>> Start
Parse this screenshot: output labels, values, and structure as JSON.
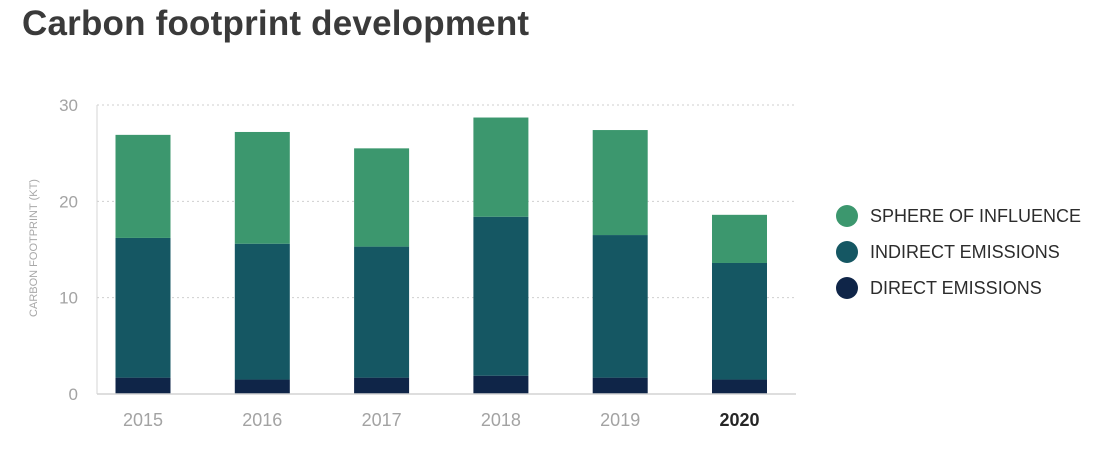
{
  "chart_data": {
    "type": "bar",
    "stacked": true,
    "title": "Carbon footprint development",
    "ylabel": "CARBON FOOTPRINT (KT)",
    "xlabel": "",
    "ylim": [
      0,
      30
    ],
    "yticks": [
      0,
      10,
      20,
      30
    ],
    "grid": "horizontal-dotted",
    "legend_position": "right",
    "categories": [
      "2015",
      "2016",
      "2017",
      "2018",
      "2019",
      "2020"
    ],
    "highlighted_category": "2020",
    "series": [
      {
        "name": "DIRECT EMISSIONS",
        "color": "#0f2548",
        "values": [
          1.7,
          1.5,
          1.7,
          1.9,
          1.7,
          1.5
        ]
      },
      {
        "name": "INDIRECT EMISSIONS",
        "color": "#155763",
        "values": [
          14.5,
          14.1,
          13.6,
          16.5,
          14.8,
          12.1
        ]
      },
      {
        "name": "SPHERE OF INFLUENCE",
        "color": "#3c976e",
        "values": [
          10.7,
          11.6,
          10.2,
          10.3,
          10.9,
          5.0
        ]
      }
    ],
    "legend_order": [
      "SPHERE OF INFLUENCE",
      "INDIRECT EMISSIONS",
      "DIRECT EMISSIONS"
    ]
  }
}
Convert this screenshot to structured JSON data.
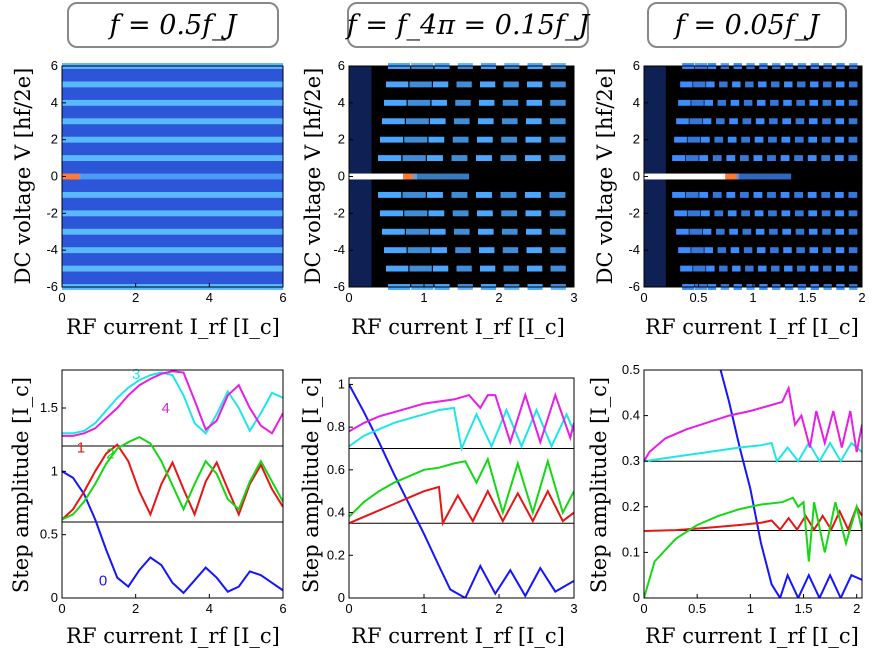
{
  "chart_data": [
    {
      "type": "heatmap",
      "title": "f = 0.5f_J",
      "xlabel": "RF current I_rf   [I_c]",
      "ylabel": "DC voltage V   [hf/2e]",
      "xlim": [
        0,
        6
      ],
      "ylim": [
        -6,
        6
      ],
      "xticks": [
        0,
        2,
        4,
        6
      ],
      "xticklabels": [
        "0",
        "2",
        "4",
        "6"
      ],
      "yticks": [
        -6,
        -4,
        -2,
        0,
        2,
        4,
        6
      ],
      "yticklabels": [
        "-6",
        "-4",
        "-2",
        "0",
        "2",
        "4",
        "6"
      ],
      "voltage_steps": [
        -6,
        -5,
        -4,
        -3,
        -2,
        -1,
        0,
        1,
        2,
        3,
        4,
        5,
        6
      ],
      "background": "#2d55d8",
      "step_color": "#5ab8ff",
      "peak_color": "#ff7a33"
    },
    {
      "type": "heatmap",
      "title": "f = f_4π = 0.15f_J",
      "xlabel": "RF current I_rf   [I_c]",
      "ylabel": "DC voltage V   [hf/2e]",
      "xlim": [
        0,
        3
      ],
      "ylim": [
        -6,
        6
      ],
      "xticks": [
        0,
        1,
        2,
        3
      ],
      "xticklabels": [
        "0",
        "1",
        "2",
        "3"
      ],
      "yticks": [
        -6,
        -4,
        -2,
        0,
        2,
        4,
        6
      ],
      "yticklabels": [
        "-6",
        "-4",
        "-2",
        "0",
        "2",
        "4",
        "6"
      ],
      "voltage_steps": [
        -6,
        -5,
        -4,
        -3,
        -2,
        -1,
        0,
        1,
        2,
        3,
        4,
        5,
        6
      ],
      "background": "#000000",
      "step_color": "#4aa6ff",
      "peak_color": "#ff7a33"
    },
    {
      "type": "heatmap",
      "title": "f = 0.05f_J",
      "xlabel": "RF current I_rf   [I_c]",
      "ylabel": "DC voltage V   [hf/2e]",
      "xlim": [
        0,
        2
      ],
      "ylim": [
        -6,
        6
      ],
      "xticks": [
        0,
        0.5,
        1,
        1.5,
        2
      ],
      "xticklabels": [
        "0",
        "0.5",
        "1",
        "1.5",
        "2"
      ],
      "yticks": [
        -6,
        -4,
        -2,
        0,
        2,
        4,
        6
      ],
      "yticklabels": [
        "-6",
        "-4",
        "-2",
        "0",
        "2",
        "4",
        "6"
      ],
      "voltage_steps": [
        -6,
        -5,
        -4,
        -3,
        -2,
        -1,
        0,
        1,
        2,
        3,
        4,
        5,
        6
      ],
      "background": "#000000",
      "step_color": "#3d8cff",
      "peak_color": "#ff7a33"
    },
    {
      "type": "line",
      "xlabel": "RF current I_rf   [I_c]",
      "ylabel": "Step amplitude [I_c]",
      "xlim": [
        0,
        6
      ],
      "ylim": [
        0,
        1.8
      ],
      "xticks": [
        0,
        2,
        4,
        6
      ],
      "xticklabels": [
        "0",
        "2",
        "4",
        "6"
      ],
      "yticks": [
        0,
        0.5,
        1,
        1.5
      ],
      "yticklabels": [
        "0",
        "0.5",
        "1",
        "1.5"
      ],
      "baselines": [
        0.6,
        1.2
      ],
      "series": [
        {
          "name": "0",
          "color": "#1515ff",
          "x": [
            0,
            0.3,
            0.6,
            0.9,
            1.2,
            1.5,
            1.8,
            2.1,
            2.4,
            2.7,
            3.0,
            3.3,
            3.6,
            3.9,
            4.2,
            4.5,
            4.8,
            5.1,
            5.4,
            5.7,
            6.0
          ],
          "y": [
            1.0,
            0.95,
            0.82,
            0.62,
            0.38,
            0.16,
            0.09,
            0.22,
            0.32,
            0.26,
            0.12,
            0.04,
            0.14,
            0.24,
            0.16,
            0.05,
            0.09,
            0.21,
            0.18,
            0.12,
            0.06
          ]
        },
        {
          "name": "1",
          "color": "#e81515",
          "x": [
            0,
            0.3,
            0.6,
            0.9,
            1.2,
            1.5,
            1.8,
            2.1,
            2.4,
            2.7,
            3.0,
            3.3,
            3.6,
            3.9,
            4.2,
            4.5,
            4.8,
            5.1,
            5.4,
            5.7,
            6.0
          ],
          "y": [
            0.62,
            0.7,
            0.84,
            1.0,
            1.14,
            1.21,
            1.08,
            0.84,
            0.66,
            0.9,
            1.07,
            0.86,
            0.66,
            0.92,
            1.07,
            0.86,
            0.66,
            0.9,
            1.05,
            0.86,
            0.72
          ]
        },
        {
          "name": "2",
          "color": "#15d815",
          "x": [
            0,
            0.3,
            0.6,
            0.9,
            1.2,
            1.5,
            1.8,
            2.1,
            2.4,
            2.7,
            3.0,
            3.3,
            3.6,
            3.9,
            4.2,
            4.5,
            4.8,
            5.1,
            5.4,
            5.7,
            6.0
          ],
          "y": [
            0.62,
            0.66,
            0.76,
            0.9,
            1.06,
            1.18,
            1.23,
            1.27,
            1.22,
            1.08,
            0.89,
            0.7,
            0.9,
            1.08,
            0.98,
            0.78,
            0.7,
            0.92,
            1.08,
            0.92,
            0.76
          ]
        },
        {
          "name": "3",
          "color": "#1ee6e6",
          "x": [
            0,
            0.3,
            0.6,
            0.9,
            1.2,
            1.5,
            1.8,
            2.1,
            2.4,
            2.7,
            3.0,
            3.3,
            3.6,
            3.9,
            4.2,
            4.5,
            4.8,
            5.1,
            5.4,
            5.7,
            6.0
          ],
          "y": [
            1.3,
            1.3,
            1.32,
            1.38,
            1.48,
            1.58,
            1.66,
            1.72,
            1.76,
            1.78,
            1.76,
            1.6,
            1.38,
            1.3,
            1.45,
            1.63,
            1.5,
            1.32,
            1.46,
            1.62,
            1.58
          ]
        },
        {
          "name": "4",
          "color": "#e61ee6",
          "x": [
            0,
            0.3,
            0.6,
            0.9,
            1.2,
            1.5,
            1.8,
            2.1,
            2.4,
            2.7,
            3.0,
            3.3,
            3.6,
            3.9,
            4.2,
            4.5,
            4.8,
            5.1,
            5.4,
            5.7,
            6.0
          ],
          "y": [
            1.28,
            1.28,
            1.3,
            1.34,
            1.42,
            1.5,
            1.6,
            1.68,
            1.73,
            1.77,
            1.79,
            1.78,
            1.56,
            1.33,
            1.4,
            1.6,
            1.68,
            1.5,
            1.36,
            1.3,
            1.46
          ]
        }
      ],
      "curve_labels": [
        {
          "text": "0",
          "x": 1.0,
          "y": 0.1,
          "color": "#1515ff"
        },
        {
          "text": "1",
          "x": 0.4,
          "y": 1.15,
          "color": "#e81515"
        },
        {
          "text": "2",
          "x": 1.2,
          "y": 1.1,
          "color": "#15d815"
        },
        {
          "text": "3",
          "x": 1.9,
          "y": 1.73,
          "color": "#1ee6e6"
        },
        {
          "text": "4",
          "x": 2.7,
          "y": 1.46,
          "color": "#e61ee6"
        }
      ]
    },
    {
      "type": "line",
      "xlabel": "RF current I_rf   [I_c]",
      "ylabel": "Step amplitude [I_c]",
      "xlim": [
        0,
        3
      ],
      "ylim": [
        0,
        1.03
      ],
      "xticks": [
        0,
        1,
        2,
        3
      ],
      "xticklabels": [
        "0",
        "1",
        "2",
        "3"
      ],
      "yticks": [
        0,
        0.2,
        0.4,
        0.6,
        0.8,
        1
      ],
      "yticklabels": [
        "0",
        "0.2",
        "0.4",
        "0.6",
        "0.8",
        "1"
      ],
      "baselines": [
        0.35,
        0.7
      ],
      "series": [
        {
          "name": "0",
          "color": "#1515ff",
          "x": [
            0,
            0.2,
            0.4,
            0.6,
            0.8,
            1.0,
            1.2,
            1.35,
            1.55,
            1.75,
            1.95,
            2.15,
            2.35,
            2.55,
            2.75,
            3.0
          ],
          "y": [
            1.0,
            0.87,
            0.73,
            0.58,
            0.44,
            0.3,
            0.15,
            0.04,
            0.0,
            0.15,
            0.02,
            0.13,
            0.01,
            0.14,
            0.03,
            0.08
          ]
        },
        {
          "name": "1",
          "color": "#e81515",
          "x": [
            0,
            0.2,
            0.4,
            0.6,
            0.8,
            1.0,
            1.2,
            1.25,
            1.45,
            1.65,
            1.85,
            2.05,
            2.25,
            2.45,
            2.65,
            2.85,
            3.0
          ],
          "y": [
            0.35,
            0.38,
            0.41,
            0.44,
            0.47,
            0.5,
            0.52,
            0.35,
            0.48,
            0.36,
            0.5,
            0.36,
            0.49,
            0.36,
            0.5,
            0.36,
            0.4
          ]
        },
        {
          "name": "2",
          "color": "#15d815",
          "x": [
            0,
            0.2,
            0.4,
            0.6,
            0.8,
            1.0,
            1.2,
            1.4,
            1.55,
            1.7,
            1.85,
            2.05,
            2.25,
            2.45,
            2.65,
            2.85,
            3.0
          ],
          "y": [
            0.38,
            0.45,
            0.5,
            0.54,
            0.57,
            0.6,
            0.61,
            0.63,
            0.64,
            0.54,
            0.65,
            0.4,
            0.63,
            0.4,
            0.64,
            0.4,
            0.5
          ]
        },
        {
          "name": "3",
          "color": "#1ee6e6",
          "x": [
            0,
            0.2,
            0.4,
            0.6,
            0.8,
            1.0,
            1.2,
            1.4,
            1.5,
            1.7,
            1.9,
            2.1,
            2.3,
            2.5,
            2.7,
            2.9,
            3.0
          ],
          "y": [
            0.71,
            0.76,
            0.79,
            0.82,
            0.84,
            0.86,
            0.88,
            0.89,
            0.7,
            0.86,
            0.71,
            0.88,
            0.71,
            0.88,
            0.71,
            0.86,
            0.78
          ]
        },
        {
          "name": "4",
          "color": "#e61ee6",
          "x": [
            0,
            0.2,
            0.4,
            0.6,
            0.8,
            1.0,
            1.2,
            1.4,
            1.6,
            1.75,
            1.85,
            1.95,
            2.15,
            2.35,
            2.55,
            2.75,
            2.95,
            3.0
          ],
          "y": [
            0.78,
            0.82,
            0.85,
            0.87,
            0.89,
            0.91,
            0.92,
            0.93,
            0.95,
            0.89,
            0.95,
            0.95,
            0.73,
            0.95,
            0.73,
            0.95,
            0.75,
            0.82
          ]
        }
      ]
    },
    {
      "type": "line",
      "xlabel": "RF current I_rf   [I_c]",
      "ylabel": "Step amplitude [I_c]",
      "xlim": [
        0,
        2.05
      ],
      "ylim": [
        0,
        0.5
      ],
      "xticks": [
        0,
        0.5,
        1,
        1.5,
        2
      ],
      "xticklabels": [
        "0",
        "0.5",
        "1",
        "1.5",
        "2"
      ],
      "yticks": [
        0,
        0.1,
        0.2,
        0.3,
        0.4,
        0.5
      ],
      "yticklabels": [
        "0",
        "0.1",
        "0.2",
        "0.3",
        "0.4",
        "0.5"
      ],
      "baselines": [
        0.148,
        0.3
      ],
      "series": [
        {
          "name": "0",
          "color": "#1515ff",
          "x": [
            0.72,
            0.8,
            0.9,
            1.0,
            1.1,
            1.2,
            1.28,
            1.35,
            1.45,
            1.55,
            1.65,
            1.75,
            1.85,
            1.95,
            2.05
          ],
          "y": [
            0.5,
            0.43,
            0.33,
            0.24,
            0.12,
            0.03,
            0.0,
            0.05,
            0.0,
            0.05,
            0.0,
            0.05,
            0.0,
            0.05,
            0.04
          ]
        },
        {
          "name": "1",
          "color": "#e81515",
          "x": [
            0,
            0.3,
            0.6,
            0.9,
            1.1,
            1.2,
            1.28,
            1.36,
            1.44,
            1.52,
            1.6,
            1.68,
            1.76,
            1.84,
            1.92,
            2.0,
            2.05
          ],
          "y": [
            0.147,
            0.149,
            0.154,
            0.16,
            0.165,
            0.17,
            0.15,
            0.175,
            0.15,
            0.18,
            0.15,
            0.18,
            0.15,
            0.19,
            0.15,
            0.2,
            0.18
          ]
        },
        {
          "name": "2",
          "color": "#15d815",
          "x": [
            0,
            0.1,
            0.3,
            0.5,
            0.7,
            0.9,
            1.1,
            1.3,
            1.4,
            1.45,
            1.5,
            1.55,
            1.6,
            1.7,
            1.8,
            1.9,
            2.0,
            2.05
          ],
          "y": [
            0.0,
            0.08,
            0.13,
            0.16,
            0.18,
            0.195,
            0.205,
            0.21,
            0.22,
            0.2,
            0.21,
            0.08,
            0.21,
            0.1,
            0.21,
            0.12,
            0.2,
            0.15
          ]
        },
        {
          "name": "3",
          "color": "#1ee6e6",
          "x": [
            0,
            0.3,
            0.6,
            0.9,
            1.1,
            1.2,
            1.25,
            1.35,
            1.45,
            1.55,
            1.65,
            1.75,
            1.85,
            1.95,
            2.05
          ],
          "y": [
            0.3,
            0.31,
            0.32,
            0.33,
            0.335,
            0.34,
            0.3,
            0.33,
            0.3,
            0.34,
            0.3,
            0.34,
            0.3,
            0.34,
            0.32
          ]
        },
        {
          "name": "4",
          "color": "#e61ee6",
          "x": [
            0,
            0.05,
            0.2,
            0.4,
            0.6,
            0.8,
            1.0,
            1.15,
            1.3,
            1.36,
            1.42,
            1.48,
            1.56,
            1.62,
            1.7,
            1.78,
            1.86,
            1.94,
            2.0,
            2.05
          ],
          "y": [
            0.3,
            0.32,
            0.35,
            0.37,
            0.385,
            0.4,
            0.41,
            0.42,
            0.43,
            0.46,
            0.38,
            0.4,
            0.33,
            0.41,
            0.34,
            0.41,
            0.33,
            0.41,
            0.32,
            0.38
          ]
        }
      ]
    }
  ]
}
>> End
*Work instructions:*
Copy down every line of the entries containing the word "INDIRECT".

*Expected output:*
        "name": "INDIRECT EMISSIONS",
      "INDIRECT EMISSIONS",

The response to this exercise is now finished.